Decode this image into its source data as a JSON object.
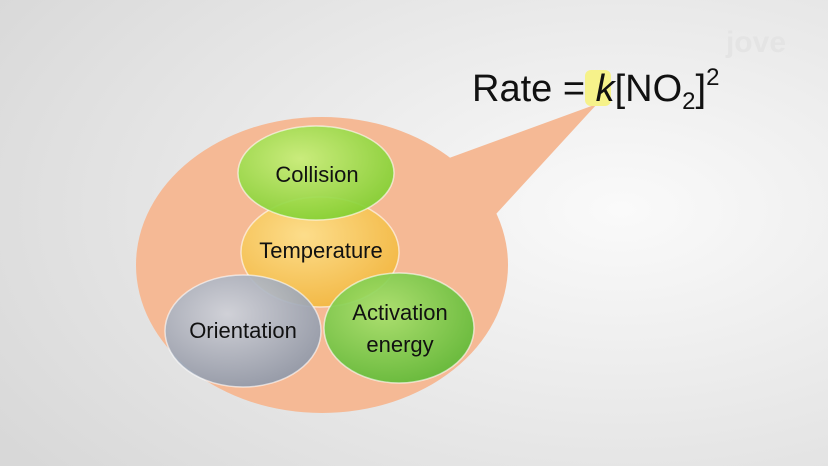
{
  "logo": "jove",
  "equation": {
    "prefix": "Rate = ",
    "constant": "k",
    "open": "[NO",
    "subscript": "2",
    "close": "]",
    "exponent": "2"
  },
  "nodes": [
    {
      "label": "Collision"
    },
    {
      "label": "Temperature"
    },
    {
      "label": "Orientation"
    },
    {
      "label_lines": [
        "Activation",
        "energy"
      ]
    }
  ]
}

# # # # # # #

Quote the material exactly. Pictures stay out.

## Exercise response
Decode this image into its source data as a JSON object.
{
  "logo": "jove",
  "equation": {
    "prefix": "Rate = ",
    "constant": "k",
    "open": "[NO",
    "subscript": "2",
    "close": "]",
    "exponent": "2"
  },
  "nodes": [
    {
      "label": "Collision"
    },
    {
      "label": "Temperature"
    },
    {
      "label": "Orientation"
    },
    {
      "label_lines": [
        "Activation",
        "energy"
      ]
    }
  ]
}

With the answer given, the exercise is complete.